● Data rows
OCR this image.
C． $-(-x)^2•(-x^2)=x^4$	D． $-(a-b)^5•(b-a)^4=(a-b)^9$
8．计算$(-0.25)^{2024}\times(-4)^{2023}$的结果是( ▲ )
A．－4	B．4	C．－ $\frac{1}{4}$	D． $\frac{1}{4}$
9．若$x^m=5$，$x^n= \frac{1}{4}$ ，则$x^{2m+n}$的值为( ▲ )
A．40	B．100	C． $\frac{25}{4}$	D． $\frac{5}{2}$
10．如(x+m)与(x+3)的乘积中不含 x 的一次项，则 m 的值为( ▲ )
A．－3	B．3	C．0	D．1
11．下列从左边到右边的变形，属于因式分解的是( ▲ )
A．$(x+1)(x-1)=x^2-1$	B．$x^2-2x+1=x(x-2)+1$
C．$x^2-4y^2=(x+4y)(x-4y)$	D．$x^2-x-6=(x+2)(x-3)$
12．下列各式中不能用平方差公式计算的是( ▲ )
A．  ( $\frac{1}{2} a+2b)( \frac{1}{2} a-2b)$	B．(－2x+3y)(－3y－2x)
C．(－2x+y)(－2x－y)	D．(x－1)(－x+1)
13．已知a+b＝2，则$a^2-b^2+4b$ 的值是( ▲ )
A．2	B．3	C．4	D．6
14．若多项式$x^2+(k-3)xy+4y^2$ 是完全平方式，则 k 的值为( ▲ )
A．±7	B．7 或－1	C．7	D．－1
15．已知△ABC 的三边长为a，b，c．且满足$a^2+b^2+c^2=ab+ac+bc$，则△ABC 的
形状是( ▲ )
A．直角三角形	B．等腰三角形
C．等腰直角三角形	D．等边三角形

● Job
Show all lines from the data above in which the word "frac" appears.

● Response below
A．－4	B．4	C．－ $\frac{1}{4}$	D． $\frac{1}{4}$
9．若$x^m=5$，$x^n= \frac{1}{4}$ ，则$x^{2m+n}$的值为( ▲ )
A．40	B．100	C． $\frac{25}{4}$	D． $\frac{5}{2}$
A．  ( $\frac{1}{2} a+2b)( \frac{1}{2} a-2b)$	B．(－2x+3y)(－3y－2x)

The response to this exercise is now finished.